━━ EXERCISE MATERIALS

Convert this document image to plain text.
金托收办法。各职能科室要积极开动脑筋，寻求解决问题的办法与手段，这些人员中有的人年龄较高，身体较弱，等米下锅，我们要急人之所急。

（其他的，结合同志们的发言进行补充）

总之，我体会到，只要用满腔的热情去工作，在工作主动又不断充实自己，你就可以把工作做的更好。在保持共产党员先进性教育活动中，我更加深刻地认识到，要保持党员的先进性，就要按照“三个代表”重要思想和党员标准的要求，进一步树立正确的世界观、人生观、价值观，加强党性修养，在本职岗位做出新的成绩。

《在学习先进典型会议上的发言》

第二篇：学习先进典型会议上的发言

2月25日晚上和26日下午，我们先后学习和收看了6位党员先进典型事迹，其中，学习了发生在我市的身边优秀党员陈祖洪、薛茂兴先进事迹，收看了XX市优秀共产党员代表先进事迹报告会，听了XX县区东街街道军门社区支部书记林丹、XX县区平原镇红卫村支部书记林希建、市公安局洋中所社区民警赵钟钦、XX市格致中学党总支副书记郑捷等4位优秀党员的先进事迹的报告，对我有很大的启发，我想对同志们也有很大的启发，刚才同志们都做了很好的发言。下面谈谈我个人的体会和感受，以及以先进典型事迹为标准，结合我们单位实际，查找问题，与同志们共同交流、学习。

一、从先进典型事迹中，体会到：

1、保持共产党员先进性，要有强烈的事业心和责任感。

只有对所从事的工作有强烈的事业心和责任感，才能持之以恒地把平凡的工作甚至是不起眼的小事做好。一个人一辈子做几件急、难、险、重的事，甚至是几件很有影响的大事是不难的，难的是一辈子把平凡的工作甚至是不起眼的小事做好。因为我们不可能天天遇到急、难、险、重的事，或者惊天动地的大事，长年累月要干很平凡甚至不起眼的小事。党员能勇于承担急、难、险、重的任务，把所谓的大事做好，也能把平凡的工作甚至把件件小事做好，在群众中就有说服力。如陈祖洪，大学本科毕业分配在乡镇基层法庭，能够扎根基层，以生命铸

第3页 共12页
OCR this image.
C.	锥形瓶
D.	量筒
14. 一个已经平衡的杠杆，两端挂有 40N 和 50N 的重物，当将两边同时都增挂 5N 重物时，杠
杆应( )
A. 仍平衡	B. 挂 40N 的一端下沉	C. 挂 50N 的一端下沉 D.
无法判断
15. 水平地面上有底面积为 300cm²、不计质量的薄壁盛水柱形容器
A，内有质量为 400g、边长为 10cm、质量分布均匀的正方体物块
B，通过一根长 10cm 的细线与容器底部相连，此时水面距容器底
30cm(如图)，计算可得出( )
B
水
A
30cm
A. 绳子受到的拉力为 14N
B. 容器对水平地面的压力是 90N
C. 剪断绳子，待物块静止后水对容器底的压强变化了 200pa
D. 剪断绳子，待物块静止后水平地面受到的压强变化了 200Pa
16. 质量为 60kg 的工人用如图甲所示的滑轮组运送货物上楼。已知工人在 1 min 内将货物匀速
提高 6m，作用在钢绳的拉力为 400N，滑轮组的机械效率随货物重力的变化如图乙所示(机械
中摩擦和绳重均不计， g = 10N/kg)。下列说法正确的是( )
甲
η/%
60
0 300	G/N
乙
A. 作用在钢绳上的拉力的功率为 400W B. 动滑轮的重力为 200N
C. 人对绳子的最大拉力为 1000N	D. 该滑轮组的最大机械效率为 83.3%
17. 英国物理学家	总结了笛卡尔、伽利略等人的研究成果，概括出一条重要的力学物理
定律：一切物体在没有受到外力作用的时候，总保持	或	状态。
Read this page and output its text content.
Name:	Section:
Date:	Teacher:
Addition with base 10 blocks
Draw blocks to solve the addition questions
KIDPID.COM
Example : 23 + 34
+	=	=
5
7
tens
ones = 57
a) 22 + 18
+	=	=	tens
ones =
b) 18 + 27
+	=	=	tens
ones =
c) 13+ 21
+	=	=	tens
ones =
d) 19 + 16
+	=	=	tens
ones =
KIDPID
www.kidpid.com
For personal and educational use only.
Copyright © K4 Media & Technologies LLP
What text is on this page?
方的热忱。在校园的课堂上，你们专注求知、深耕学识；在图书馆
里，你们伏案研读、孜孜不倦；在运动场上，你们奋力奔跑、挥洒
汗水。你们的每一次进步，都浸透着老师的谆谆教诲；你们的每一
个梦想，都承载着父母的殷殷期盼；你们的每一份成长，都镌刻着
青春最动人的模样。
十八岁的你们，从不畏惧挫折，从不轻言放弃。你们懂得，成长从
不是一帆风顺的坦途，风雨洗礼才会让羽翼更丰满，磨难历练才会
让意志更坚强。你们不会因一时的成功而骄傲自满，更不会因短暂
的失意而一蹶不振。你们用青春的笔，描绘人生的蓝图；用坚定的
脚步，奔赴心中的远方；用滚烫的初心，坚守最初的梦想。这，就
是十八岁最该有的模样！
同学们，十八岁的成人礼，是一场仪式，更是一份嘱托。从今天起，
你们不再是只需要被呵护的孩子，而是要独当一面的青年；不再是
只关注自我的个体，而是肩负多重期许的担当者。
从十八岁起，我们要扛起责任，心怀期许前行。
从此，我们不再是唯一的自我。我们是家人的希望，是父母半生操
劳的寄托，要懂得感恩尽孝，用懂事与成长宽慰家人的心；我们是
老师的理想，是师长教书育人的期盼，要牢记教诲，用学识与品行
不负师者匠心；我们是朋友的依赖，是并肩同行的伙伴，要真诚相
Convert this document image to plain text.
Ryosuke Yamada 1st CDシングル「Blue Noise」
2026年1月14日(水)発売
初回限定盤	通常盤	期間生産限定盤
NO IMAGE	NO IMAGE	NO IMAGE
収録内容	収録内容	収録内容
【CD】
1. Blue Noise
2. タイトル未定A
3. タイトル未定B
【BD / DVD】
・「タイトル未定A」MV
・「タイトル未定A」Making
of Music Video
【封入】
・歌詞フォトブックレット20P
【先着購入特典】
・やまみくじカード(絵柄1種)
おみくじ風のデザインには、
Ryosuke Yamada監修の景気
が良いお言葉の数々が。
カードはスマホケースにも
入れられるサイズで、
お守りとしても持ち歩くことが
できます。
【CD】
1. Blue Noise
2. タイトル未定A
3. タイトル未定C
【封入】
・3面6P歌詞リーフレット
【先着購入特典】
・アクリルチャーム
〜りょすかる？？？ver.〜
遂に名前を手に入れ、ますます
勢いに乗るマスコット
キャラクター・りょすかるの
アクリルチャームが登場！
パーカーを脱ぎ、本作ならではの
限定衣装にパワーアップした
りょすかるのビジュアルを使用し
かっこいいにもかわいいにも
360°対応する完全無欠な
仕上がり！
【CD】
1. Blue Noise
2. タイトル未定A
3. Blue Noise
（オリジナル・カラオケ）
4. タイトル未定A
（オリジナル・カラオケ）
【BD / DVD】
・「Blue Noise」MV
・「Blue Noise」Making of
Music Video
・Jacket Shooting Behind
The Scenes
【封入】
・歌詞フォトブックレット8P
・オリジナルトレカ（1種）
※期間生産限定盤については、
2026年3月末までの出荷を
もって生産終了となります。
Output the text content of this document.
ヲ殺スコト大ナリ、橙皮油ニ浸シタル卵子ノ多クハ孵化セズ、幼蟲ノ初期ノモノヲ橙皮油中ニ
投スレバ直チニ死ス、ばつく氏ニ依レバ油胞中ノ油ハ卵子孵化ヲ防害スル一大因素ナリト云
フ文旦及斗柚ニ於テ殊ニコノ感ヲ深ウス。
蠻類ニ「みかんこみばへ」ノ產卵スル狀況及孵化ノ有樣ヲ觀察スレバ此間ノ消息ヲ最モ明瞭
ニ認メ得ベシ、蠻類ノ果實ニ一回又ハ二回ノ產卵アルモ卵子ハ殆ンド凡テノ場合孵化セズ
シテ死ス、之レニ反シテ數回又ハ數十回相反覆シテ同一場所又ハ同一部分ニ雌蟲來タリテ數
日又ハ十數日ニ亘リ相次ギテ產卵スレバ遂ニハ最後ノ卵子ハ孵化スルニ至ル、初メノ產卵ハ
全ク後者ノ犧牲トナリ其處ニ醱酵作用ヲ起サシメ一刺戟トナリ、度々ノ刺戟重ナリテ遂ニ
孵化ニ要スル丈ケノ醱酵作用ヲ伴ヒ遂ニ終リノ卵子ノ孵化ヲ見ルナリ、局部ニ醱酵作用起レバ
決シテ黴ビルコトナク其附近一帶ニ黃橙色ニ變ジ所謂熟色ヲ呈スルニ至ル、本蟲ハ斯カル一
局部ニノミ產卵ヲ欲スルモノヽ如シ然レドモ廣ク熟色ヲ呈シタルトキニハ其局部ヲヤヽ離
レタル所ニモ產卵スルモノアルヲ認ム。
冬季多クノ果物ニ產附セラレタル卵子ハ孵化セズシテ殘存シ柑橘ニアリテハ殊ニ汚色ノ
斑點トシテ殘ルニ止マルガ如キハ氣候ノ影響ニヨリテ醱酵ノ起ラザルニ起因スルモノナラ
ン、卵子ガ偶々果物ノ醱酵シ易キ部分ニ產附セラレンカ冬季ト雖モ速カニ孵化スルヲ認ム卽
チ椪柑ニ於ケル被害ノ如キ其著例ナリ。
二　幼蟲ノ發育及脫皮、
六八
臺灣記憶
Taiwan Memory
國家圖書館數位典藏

━━━━

Select all lines in the listing that include the word "Ryosuke".

__SOLUTION__:
Ryosuke Yamada 1st CDシングル「Blue Noise」
Ryosuke Yamada監修の景気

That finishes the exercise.